◆ REQUEST: Reproduce each line exactly.

◆ INPUT MATERIAL:
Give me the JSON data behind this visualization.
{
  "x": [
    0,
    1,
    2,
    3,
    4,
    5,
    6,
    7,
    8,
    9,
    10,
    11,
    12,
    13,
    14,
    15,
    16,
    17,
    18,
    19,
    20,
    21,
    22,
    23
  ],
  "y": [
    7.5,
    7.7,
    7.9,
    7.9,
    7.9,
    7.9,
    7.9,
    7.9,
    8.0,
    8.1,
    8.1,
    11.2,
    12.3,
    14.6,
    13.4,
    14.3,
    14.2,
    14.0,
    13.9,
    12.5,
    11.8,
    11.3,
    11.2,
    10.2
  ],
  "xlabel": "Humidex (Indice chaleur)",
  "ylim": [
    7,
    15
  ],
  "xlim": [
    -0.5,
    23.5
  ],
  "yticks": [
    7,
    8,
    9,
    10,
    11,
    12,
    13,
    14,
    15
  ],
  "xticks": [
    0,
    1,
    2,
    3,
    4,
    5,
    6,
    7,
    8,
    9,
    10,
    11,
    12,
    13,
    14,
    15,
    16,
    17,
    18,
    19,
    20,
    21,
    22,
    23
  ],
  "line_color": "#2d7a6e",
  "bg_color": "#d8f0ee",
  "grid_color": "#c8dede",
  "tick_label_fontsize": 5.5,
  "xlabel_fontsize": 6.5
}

◆ OUTPUT FOR THIS TASK:
Give me the JSON data behind this visualization.
{
  "x": [
    0,
    1,
    2,
    3,
    4,
    5,
    6,
    7,
    8,
    9,
    10,
    11,
    12,
    13,
    14,
    15,
    16,
    17,
    18,
    19,
    20,
    21,
    22,
    23
  ],
  "y": [
    7.5,
    7.7,
    7.9,
    7.9,
    7.9,
    7.9,
    7.9,
    7.9,
    8.0,
    8.1,
    8.1,
    11.2,
    12.3,
    14.6,
    13.4,
    14.3,
    14.2,
    14.0,
    13.9,
    12.5,
    11.8,
    11.3,
    11.2,
    10.2
  ],
  "xlabel": "Humidex (Indice chaleur)",
  "ylim": [
    7,
    15
  ],
  "xlim": [
    -0.5,
    23.5
  ],
  "yticks": [
    7,
    8,
    9,
    10,
    11,
    12,
    13,
    14,
    15
  ],
  "xticks": [
    0,
    1,
    2,
    3,
    4,
    5,
    6,
    7,
    8,
    9,
    10,
    11,
    12,
    13,
    14,
    15,
    16,
    17,
    18,
    19,
    20,
    21,
    22,
    23
  ],
  "line_color": "#2d7a6e",
  "bg_color": "#d8f0ee",
  "grid_color": "#c8dede",
  "tick_label_fontsize": 5.5,
  "xlabel_fontsize": 6.5
}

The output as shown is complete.